--- start Information given ---

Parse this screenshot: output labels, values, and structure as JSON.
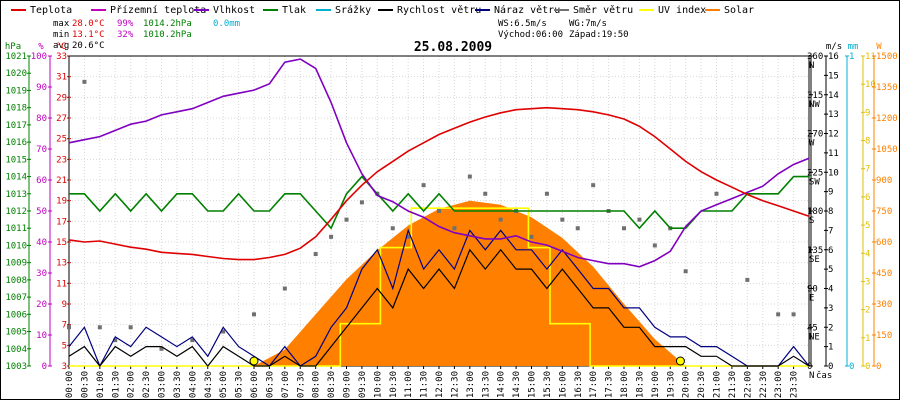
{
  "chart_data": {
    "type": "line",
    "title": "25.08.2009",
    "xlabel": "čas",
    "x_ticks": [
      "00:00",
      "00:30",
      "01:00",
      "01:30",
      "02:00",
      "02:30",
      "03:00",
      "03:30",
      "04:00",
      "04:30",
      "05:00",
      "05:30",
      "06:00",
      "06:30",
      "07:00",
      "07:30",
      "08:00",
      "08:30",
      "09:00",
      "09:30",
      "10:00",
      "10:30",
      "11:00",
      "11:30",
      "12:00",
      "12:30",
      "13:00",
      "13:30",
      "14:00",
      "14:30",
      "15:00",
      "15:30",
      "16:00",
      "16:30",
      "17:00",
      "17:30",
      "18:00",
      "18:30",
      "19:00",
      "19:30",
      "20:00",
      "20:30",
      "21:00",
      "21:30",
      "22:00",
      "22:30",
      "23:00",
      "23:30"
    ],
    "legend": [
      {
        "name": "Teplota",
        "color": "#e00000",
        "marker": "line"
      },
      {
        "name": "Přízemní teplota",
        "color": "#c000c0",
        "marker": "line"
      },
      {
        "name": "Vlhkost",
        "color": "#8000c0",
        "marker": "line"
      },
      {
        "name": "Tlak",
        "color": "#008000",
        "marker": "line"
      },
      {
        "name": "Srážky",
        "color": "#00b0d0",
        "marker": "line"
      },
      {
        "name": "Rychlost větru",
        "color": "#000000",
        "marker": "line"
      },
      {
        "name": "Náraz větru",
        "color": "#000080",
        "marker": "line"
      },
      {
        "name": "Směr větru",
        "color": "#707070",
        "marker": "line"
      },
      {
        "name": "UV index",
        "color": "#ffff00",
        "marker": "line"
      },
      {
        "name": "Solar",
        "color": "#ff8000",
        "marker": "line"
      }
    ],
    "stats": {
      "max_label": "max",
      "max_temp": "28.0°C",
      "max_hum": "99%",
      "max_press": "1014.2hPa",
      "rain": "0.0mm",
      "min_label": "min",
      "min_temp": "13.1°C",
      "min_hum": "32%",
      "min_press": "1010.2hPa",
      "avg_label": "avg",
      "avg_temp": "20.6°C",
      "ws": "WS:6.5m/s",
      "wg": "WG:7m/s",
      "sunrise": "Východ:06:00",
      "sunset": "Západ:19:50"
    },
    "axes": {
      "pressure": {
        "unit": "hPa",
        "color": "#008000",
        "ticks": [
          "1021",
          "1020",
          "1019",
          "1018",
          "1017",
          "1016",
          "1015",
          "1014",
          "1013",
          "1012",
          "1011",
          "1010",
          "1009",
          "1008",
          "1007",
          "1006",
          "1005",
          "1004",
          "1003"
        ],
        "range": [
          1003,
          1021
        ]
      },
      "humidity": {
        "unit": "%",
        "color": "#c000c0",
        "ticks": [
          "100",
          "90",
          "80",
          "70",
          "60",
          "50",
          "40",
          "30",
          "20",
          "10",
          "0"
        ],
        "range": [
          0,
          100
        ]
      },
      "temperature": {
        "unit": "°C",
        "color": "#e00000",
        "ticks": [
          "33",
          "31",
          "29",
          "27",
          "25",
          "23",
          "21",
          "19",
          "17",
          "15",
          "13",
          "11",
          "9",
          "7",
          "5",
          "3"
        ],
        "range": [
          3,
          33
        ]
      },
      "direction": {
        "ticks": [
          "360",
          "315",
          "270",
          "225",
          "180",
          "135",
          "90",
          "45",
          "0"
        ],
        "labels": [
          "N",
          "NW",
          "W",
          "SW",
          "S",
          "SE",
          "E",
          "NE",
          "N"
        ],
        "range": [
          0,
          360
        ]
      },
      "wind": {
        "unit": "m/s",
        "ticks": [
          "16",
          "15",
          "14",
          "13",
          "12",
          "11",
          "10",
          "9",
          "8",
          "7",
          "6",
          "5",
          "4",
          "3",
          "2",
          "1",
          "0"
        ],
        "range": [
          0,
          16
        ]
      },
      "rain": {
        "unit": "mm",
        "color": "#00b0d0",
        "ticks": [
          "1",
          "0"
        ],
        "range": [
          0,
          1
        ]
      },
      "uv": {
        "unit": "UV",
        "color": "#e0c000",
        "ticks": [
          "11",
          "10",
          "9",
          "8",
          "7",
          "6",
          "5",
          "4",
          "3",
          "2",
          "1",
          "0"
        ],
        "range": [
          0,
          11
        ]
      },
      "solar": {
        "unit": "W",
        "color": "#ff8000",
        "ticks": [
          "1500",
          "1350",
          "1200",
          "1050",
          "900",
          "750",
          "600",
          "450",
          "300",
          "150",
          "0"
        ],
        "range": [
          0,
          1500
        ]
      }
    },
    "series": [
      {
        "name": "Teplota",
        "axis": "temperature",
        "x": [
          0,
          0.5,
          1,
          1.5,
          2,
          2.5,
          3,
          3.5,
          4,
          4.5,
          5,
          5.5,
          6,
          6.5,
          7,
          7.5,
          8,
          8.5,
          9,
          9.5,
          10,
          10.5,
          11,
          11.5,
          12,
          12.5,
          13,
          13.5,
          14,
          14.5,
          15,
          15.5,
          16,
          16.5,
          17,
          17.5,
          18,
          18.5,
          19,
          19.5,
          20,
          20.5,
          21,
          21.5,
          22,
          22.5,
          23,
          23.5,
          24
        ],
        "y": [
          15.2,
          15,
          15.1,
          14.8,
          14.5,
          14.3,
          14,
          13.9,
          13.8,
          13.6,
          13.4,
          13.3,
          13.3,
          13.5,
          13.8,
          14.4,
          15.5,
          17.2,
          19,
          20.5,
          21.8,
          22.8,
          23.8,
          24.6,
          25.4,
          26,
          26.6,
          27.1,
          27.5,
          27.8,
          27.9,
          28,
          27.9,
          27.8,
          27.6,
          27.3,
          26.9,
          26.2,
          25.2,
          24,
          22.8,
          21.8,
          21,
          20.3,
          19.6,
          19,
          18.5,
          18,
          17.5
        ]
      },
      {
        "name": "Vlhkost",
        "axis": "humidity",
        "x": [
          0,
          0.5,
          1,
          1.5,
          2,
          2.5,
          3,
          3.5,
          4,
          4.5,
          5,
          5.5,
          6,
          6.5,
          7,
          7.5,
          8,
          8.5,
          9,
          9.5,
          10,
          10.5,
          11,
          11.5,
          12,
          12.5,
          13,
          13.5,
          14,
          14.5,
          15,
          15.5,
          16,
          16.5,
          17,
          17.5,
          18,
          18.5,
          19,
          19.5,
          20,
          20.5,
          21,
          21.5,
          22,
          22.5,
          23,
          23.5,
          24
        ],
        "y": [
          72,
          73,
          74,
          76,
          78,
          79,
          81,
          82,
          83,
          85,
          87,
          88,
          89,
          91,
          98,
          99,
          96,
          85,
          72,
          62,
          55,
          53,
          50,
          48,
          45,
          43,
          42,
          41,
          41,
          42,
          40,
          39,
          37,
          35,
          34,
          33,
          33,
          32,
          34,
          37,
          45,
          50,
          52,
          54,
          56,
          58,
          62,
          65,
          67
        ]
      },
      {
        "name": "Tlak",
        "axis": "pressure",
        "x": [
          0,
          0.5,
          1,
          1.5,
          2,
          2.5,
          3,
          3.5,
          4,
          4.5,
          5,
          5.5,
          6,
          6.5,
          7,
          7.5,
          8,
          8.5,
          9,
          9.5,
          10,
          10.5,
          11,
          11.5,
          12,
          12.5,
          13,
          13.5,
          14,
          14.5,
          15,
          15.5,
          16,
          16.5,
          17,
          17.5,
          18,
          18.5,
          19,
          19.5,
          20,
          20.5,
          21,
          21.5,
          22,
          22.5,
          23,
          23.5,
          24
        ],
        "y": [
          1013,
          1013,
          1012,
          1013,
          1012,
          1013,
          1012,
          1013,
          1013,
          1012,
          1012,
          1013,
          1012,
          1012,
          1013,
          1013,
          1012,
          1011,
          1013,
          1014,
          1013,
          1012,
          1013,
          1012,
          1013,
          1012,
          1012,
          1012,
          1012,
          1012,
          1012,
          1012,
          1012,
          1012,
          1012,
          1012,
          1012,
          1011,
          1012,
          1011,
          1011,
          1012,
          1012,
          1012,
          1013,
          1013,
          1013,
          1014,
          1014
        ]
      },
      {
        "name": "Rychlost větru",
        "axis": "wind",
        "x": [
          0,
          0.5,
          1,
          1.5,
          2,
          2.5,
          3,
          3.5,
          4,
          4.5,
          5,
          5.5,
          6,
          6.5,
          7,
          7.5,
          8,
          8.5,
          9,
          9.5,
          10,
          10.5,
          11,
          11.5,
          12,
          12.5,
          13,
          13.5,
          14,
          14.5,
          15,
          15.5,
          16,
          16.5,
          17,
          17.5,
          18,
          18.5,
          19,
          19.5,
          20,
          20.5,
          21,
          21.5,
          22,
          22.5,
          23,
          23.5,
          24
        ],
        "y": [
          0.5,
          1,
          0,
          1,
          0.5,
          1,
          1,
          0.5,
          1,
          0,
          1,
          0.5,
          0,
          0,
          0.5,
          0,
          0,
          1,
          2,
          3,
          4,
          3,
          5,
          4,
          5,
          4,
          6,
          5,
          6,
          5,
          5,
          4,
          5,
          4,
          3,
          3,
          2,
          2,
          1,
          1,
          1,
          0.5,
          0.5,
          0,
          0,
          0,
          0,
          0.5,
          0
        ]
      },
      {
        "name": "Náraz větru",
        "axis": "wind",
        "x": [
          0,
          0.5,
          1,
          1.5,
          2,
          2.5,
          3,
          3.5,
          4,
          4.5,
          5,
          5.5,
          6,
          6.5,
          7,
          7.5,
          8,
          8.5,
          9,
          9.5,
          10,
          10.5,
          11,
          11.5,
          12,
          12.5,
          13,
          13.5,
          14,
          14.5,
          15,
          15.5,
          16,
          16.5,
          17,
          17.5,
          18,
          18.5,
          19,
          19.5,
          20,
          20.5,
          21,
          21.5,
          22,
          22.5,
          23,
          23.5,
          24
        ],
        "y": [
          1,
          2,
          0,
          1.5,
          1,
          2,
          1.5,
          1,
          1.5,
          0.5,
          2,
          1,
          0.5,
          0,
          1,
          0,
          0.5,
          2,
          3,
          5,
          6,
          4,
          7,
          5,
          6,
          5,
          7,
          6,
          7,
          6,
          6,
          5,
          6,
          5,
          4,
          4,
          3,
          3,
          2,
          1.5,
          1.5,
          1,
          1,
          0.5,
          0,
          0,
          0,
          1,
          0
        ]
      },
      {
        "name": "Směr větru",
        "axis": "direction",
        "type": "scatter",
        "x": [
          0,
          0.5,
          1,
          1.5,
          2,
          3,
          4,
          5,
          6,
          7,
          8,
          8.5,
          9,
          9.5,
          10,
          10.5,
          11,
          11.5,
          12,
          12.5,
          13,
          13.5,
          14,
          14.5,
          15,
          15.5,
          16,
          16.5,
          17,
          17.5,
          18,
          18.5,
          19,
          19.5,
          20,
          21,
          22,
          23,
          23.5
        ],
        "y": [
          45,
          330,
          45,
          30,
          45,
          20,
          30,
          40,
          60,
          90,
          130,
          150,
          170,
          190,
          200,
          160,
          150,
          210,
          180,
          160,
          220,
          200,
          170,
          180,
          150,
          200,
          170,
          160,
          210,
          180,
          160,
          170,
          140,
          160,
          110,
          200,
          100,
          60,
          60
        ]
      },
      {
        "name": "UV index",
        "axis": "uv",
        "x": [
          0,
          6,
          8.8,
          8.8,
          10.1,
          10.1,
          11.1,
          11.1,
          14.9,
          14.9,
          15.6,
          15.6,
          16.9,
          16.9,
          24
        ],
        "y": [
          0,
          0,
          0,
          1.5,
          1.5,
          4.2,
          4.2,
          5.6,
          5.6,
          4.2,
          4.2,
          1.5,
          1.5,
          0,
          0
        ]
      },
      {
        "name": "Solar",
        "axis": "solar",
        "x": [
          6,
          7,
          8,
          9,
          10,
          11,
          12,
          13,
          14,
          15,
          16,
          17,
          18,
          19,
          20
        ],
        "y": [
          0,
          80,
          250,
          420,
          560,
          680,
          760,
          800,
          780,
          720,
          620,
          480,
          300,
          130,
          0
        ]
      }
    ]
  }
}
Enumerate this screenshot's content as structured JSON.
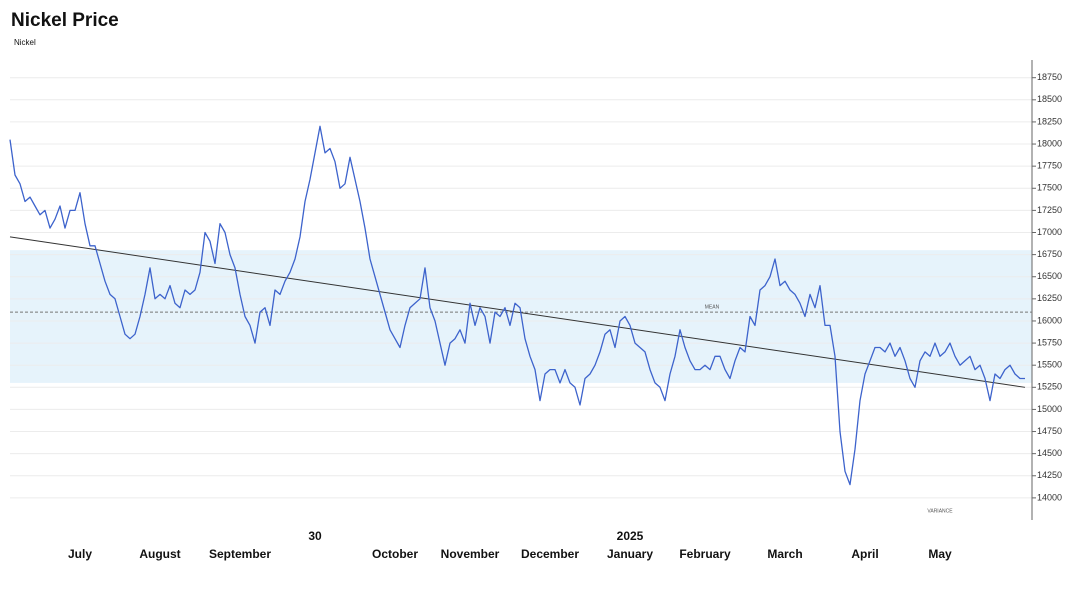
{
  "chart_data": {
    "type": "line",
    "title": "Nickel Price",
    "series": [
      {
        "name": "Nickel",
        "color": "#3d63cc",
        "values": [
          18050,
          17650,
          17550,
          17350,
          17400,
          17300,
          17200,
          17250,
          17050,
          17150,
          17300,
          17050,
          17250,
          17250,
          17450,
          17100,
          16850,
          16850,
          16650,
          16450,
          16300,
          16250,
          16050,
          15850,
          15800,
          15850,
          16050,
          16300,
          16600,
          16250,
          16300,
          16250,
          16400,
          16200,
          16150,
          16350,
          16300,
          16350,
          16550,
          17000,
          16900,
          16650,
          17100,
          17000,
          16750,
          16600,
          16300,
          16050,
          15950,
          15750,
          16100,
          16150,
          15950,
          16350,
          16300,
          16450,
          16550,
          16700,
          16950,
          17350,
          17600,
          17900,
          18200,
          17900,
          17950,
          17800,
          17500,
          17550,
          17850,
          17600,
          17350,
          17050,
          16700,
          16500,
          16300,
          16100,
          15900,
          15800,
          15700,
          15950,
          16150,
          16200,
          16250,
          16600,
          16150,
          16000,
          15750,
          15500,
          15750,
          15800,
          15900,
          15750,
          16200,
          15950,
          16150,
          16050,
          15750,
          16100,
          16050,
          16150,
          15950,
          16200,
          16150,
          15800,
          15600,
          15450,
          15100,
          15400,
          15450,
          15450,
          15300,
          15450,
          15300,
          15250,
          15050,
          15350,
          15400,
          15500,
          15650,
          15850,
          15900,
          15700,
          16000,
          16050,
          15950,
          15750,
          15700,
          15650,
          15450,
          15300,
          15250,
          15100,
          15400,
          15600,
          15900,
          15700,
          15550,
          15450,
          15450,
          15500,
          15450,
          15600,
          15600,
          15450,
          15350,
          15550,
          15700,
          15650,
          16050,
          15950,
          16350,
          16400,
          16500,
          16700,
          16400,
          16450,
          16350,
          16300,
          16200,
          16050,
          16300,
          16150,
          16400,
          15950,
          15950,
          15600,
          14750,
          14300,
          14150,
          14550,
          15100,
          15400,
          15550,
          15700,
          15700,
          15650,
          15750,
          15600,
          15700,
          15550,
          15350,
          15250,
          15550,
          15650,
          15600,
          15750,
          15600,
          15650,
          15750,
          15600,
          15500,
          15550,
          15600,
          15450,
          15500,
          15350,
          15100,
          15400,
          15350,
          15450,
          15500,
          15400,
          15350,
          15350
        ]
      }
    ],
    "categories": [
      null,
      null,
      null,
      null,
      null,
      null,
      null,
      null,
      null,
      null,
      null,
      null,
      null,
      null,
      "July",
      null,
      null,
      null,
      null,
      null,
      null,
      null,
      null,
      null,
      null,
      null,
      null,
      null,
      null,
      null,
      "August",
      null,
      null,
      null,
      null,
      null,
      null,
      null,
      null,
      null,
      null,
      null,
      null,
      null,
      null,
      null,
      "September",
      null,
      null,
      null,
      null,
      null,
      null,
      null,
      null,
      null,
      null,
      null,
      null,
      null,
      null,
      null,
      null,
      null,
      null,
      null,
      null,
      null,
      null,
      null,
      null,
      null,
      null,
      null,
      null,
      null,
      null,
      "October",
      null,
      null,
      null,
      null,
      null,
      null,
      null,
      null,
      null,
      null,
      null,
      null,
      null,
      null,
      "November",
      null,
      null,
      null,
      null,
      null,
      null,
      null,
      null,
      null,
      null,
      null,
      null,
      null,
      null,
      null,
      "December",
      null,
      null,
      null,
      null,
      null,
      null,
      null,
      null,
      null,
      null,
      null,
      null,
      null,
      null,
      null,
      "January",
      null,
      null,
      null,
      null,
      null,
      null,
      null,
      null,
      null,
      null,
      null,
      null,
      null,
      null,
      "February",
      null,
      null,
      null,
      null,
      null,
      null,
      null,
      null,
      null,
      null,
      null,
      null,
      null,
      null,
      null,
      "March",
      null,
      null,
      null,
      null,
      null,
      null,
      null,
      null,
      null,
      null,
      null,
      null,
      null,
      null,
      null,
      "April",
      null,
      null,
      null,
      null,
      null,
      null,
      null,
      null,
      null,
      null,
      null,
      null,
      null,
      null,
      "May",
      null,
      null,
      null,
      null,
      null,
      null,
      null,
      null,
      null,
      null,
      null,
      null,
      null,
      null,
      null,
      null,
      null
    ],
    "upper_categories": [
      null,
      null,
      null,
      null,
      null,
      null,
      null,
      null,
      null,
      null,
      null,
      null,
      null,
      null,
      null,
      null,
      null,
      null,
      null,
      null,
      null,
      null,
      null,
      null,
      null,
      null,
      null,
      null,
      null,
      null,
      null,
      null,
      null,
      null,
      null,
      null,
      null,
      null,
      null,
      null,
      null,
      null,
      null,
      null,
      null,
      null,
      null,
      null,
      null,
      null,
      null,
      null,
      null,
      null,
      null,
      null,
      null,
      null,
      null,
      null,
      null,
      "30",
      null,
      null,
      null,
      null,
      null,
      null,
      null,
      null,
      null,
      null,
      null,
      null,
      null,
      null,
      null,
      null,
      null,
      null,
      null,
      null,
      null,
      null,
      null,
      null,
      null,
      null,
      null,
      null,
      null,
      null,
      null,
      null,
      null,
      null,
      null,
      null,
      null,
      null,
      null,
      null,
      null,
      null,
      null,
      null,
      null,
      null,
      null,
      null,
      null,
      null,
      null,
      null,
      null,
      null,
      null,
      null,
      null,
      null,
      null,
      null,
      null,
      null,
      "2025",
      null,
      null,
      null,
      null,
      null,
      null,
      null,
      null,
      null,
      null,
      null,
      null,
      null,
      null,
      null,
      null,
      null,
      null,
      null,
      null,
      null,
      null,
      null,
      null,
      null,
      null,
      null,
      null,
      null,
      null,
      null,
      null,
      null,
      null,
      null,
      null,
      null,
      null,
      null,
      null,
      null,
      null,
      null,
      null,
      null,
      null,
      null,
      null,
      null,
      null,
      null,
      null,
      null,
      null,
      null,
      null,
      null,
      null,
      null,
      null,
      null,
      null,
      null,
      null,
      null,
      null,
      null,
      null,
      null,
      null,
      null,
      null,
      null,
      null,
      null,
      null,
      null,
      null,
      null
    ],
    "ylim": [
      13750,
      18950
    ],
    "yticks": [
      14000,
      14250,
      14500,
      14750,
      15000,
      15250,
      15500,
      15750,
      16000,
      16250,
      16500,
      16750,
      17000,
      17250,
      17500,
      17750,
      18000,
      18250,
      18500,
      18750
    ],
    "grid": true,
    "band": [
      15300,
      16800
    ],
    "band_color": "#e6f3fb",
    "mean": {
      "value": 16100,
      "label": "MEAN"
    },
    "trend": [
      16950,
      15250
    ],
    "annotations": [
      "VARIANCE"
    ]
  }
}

--- end Information given ---

### Written task
Count how many lines above contain the word "unit". Reply with the number alone.

### Solution for this problem
7